§ INPUT

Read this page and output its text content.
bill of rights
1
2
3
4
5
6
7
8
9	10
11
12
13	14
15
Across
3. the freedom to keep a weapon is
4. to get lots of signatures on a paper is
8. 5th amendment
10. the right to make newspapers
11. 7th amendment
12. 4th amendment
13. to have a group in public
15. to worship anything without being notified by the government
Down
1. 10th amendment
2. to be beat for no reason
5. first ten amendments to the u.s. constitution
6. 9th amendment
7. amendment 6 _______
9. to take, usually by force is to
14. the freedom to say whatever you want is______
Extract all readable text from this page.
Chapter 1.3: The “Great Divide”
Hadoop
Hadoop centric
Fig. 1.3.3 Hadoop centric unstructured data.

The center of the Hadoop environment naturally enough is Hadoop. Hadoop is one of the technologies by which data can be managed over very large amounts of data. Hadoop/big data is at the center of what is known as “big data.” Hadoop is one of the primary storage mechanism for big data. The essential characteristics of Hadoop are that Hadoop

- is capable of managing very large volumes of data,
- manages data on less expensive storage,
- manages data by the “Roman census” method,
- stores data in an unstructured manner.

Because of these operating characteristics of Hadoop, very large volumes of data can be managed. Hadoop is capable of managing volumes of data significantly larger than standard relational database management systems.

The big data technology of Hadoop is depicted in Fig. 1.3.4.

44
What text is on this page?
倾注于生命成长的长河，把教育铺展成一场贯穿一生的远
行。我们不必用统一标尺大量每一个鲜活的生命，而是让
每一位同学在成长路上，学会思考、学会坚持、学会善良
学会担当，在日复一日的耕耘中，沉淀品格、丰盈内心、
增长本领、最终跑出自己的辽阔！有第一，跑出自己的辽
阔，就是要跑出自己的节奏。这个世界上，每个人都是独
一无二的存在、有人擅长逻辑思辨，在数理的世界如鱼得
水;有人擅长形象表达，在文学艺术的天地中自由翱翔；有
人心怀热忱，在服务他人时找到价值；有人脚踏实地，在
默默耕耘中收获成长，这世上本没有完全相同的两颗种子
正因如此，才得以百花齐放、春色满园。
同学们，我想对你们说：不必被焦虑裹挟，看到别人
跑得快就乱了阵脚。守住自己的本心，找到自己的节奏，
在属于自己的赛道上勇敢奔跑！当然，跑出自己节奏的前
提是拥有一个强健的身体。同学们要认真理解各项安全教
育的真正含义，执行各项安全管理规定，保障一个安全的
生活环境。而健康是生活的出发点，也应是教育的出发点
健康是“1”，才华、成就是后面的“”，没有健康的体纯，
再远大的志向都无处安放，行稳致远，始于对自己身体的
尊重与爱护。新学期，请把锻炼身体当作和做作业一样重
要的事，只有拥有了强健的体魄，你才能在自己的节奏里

§ GOAL OF THE EXERCISE
Count every line of the material above that holds the string "centric", then state only the total.

§ RESULT OF THE EXERCISE
2